▶ _WHAT IS BEING ASKED_: Extend the article on the Chinese Grand Prix stewards' penalties, picking up right after its last sentence.

▶ _READING TEXT_:
--- START ---

Nico Hulkenberg was given two penalties by the Chinese Grand Prix stewards for overtaking other drivers while behind the Safety Car and Virtual Safety Car.
The Renault driver was given a five second time penalty for overtaking Romain Grosjean while the Virtual Safety Car was deployed. Two minutes later he overtook Marcus Ericsson during the Safety Car period and incurred a ten second time penalty.
Hulkenberg, who finished 12th, was also given a pair of two-point penalties on his licence. He now has a total of six, putting him halfway towards the twelve necessary for a one-race ban.
However the stewards did not penalise eighth-placed Kevin Magnussen for driving too slowly behind the Safety Car. Following an investigation they “took into account that car 20 was experiencing technical difficulties which resulted in the reduction in speed”.
Daniel Ricciardo and Sergio Perez were also given reprimands for failing to attend the national anthem ceremony at the required time. The stewards noted the reprimands were not “imposed for a driving infringement”. The reprimand is the second of the season for Perez and Ricciardo’s first.
This article will be updated.
Ivan Vinitskyy (@ivan-vinitskyy)
9th April 2017, 9:57
“reprimands for failing to attend the national anthem ceremony” – that’s a thing they can do?
With so many totalitarian governments on the calendar, I’m not sure I’d want to respect all of them.

--- END ---

Page segmentation data
--- START ---

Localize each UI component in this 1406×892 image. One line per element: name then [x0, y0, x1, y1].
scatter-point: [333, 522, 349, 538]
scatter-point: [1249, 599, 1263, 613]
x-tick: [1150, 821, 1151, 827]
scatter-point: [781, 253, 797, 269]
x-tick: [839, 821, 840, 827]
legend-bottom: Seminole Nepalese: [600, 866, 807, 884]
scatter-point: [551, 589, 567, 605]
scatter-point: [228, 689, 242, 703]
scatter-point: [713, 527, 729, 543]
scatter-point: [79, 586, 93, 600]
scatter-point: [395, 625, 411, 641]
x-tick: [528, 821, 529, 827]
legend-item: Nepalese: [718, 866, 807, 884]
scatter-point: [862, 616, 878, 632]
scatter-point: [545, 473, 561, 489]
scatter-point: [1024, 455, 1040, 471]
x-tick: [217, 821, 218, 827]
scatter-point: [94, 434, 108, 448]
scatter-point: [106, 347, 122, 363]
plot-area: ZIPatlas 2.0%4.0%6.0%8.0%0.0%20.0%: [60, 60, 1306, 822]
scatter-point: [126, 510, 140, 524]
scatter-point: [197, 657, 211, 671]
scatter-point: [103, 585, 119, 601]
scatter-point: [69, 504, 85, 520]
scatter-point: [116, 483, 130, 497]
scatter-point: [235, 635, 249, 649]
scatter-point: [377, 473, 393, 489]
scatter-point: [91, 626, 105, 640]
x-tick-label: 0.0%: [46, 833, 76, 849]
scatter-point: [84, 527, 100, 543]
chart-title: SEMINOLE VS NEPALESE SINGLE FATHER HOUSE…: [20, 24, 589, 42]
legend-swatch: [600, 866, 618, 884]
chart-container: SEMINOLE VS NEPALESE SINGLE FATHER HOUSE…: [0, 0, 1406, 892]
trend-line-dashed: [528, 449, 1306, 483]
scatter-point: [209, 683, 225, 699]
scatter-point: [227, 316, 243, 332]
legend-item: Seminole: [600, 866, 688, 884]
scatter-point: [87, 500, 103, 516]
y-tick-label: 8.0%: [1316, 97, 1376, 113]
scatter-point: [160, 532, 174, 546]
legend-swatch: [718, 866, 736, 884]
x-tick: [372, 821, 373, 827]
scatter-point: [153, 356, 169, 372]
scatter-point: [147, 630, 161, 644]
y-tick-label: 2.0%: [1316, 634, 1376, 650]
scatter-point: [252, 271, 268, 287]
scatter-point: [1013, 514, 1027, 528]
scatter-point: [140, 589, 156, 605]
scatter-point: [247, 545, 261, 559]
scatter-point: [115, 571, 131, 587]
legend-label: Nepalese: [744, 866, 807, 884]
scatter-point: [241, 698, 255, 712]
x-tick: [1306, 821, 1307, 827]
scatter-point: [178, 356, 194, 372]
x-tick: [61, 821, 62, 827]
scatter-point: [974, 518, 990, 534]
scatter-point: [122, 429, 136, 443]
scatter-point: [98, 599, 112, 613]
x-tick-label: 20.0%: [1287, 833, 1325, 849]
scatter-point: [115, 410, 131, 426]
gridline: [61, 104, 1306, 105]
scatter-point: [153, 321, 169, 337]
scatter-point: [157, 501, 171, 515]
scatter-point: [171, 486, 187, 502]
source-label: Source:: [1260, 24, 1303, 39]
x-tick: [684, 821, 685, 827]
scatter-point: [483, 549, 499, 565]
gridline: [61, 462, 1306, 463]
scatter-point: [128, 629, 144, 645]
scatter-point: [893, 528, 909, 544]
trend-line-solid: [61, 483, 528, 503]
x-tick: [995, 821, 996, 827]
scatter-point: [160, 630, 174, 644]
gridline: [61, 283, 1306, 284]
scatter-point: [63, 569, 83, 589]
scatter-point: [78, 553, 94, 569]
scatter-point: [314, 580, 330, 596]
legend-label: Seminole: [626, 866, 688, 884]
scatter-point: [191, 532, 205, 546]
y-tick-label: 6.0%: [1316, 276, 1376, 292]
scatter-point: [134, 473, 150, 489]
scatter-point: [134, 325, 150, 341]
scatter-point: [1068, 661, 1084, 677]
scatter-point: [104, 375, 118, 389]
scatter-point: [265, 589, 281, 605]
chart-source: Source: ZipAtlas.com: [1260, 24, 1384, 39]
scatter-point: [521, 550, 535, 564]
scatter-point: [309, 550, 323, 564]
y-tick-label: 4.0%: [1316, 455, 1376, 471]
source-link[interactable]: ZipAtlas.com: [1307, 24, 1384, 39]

--- END ---

▶ _REPLY_:
Is it not my personal opinion? After all it’s money that brings F1 in the country and they can’t buy respect with that too.
@F1-liners (@f1-liners)
9th April 2017, 11:34
Not sure if ignoring/disrespecting the national anthem is the right way to be vocal against a totalitarian regime.
Ignoring the ‘totalitarian leader’ in the green room is much more powerful.
@ivan-vinitskyy
Keith Collantine (@keithcollantine)
9th April 2017, 13:24
Leaving the issue of dodgy governments to one side (though the whole thing was brought in as a sop to Putin), forcing them to show up to listen to a national anthem strikes me as a silly waste of time. It was never needed before 2014, so why is it apparently essential now?
And as for giving the drivers a reprimand for it which could potentially affect their result in the competition at a later stage, that is just completely and utterly wrong.
Strontium (@strontium)
9th April 2017, 13:39
+1
faulty (@faulty)
9th April 2017, 17:59
So mote it be.
Ferrari, Seb fan
9th April 2017, 11:06
Isn’t there any footage showing that hulk overtook under the safety car/virtual safety car?
Simon (@weeniebeenie)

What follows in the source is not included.